━━━ Data for the task ━━━

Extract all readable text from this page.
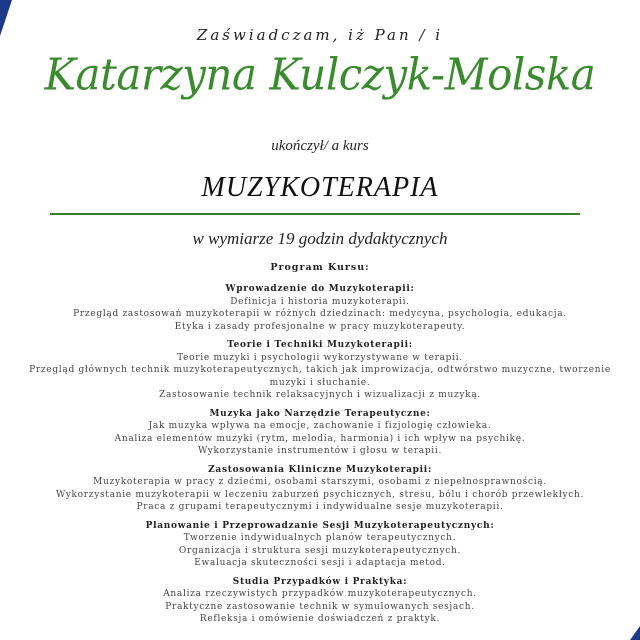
Zaświadczam, iż Pan / i
Katarzyna Kulczyk-Molska
ukończył/ a kurs
MUZYKOTERAPIA
w wymiarze 19 godzin dydaktycznych
Program Kursu:
Wprowadzenie do Muzykoterapii:
Definicja i historia muzykoterapii.
Przegląd zastosowań muzykoterapii w różnych dziedzinach: medycyna, psychologia, edukacja.
Etyka i zasady profesjonalne w pracy muzykoterapeuty.
Teorie i Techniki Muzykoterapii:
Teorie muzyki i psychologii wykorzystywane w terapii.
Przegląd głównych technik muzykoterapeutycznych, takich jak improwizacja, odtwórstwo muzyczne, tworzenie muzyki i słuchanie.
Zastosowanie technik relaksacyjnych i wizualizacji z muzyką.
Muzyka jako Narzędzie Terapeutyczne:
Jak muzyka wpływa na emocje, zachowanie i fizjologię człowieka.
Analiza elementów muzyki (rytm, melodia, harmonia) i ich wpływ na psychikę.
Wykorzystanie instrumentów i głosu w terapii.
Zastosowania Kliniczne Muzykoterapii:
Muzykoterapia w pracy z dziećmi, osobami starszymi, osobami z niepełnosprawnością.
Wykorzystanie muzykoterapii w leczeniu zaburzeń psychicznych, stresu, bólu i chorób przewlekłych.
Praca z grupami terapeutycznymi i indywidualne sesje muzykoterapii.
Planowanie i Przeprowadzanie Sesji Muzykoterapeutycznych:
Tworzenie indywidualnych planów terapeutycznych.
Organizacja i struktura sesji muzykoterapeutycznych.
Ewaluacja skuteczności sesji i adaptacja metod.
Studia Przypadków i Praktyka:
Analiza rzeczywistych przypadków muzykoterapeutycznych.
Praktyczne zastosowanie technik w symulowanych sesjach.
Refleksja i omówienie doświadczeń z praktyk.
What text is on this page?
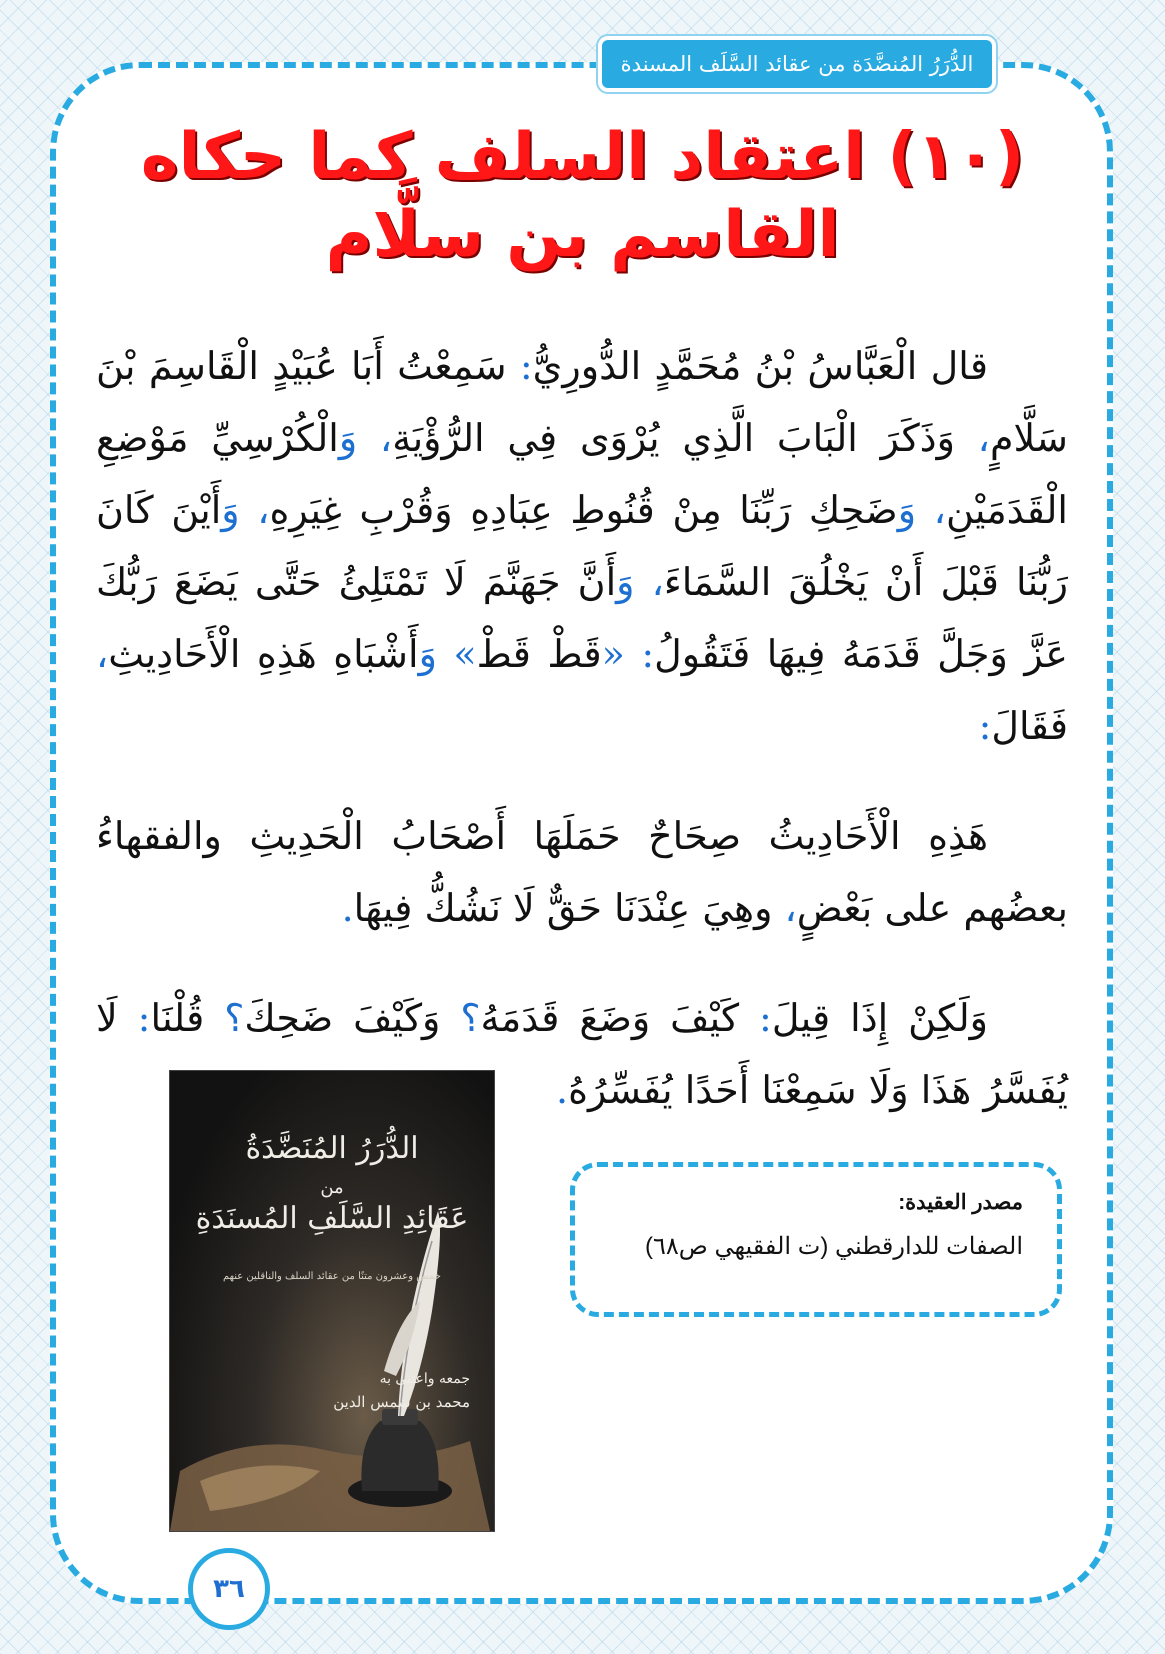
الدُّرَرُ المُنضَّدَة من عقائد السَّلَف المسندة
(١٠) اعتقاد السلف كما حكاه
القاسم بن سلَّام

قال الْعَبَّاسُ بْنُ مُحَمَّدٍ الدُّورِيُّ: سَمِعْتُ أَبَا عُبَيْدٍ الْقَاسِمَ بْنَ سَلَّامٍ، وَذَكَرَ الْبَابَ الَّذِي يُرْوَى فِي الرُّؤْيَةِ، وَالْكُرْسِيِّ مَوْضِعِ الْقَدَمَيْنِ، وَضَحِكِ رَبِّنَا مِنْ قُنُوطِ عِبَادِهِ وَقُرْبِ غِيَرِهِ، وَأَيْنَ كَانَ رَبُّنَا قَبْلَ أَنْ يَخْلُقَ السَّمَاءَ، وَأَنَّ جَهَنَّمَ لَا تَمْتَلِئُ حَتَّى يَضَعَ رَبُّكَ عَزَّ وَجَلَّ قَدَمَهُ فِيهَا فَتَقُولُ: «قَطْ قَطْ» وَأَشْبَاهِ هَذِهِ الْأَحَادِيثِ، فَقَالَ:

هَذِهِ الْأَحَادِيثُ صِحَاحٌ حَمَلَهَا أَصْحَابُ الْحَدِيثِ والفقهاءُ بعضُهم على بَعْضٍ، وهِيَ عِنْدَنَا حَقٌّ لَا نَشُكُّ فِيهَا.

وَلَكِنْ إِذَا قِيلَ: كَيْفَ وَضَعَ قَدَمَهُ؟ وَكَيْفَ ضَحِكَ؟ قُلْنَا: لَا يُفَسَّرُ هَذَا وَلَا سَمِعْنَا أَحَدًا يُفَسِّرُهُ.

الدُّرَرُ المُنَضَّدَةُ
من
عَقَائِدِ السَّلَفِ المُسنَدَةِ
خمس وعشرون متنًا من عقائد السلف والناقلين عنهم
جمعه واعتنى به
محمد بن شمس الدين
مصدر العقيدة:
الصفات للدارقطني (ت الفقيهي ص٦٨)
٣٦
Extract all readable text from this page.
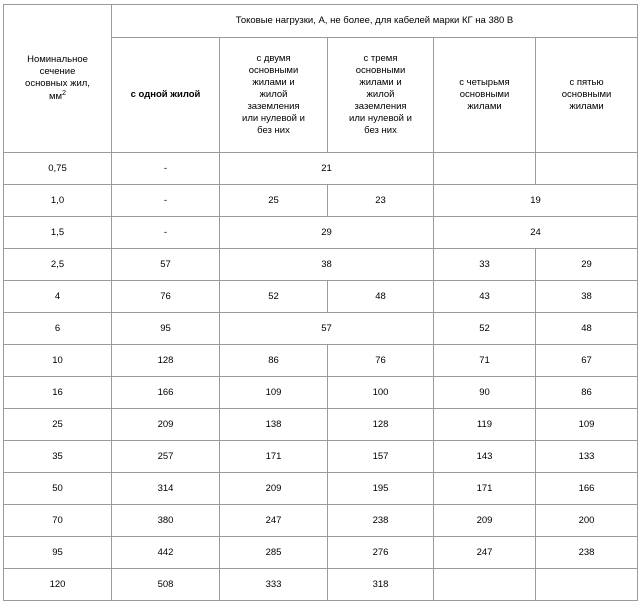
Номинальное
сечение
основных жил,
$мм^2$	Токовые нагрузки, А, не более, для кабелей марки КГ на 380 В				
с одной жилой	с двумя
основными
жилами и
жилой
заземления
или нулевой и
без них	с тремя
основными
жилами и
жилой
заземления
или нулевой и
без них	с четырьмя
основными
жилами	с пятью
основными
жилами
0,75	-	21			
1,0	-	25	23	19	
1,5	-	29		24	
2,5	57	38		33	29
4	76	52	48	43	38
6	95	57		52	48
10	128	86	76	71	67
16	166	109	100	90	86
25	209	138	128	119	109
35	257	171	157	143	133
50	314	209	195	171	166
70	380	247	238	209	200
95	442	285	276	247	238
120	508	333	318		
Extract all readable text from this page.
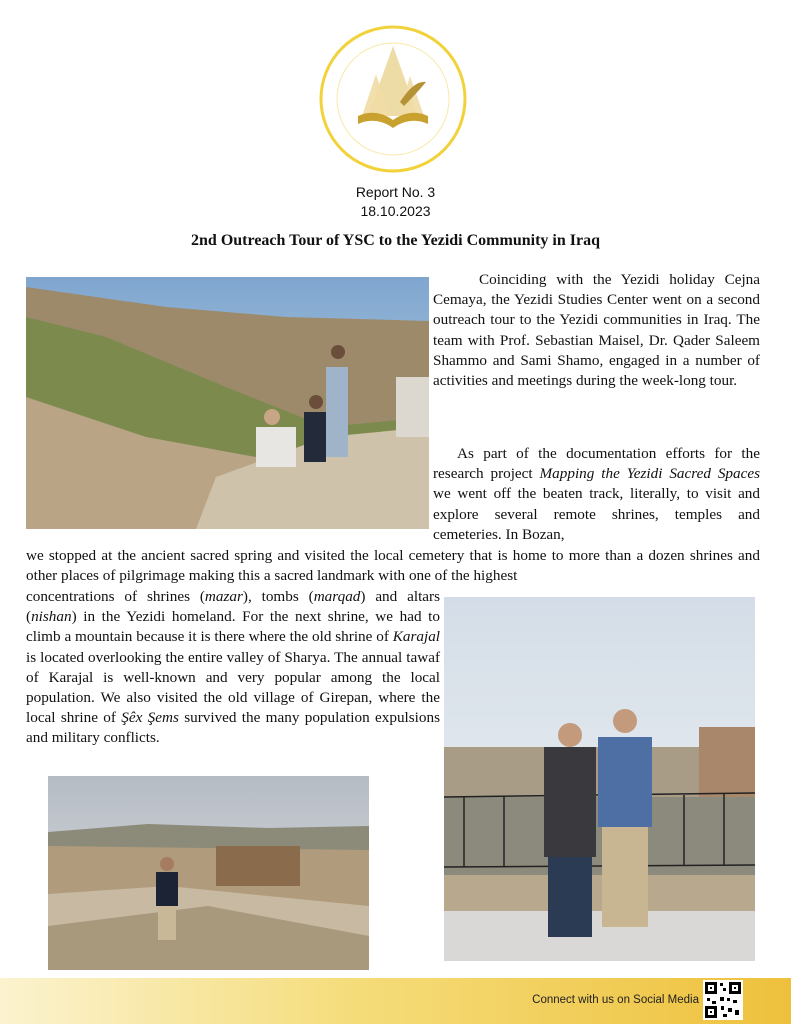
Report No. 3
18.10.2023
2nd Outreach Tour of YSC to the Yezidi Community in Iraq

Coinciding with the Yezidi holiday Cejna Cemaya, the Yezidi Studies Center went on a second outreach tour to the Yezidi communities in Iraq. The team with Prof. Sebastian Maisel, Dr. Qader Saleem Shammo and Sami Shamo, engaged in a number of activities and meetings during the week-long tour.

As part of the documentation efforts for the research project Mapping the Yezidi Sacred Spaces we went off the beaten track, literally, to visit and explore several remote shrines, temples and cemeteries. In Bozan,

we stopped at the ancient sacred spring and visited the local cemetery that is home to more than a dozen shrines and other places of pilgrimage making this a sacred landmark with one of the highest

concentrations of shrines (mazar), tombs (marqad) and altars (nishan) in the Yezidi homeland. For the next shrine, we had to climb a mountain because it is there where the old shrine of Karajal is located overlooking the entire valley of Sharya. The annual tawaf of Karajal is well-known and very popular among the local population. We also visited the old village of Girepan, where the local shrine of Şêx Şems survived the many population expulsions and military conflicts.

Connect with us on Social Media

━━━

● Objective
Scan the listing above. Gather each line that contains the word "жилами".

● Answer to this exercise
жилами и
жилами и
жилами	с пятью
жилами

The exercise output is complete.